■ **The exercise**
Only the lines from the line containing "Output a JSON" to the end of the entries should be repeated, exactly as they appear.

■ **Supplied records**
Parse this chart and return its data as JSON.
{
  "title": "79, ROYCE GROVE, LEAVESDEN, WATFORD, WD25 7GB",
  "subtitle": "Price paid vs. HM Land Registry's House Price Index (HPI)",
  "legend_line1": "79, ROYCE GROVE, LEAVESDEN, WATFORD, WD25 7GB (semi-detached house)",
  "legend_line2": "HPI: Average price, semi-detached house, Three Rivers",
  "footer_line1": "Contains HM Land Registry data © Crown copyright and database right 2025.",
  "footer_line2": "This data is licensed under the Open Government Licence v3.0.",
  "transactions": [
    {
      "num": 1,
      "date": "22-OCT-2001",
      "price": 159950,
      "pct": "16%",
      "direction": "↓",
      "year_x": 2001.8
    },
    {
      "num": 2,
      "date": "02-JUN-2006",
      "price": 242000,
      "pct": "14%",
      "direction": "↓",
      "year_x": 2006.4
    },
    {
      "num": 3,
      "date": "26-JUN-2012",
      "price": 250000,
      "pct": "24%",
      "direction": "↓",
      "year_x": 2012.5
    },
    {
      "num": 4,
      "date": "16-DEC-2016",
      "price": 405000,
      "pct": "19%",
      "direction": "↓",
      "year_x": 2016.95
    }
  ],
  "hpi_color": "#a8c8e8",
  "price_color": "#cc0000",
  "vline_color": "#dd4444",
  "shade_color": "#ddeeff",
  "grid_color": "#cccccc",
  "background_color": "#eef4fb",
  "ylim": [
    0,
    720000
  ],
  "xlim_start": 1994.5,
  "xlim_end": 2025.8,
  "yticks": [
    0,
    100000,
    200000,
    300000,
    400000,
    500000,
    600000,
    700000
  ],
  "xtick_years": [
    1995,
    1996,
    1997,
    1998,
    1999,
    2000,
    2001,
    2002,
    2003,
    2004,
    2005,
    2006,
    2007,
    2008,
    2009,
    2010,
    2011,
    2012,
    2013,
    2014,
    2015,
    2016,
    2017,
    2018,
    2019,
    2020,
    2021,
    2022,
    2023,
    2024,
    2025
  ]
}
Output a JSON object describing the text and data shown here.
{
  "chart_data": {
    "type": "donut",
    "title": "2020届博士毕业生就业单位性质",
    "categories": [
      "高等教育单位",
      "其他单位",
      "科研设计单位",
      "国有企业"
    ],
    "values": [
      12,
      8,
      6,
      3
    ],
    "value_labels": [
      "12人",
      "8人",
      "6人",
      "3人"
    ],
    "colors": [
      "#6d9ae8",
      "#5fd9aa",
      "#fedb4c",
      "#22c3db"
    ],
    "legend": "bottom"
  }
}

■ **Task output**
Output a JSON object describing the text and data shown here.
{
  "chart_data": {
    "type": "donut",
    "title": "2020届博士毕业生就业单位性质",
    "categories": [
      "高等教育单位",
      "其他单位",
      "科研设计单位",
      "国有企业"
    ],
    "values": [
      12,
      8,
      6,
      3
    ],
    "value_labels": [
      "12人",
      "8人",
      "6人",
      "3人"
    ],
    "colors": [
      "#6d9ae8",
      "#5fd9aa",
      "#fedb4c",
      "#22c3db"
    ],
    "legend": "bottom"
  }
}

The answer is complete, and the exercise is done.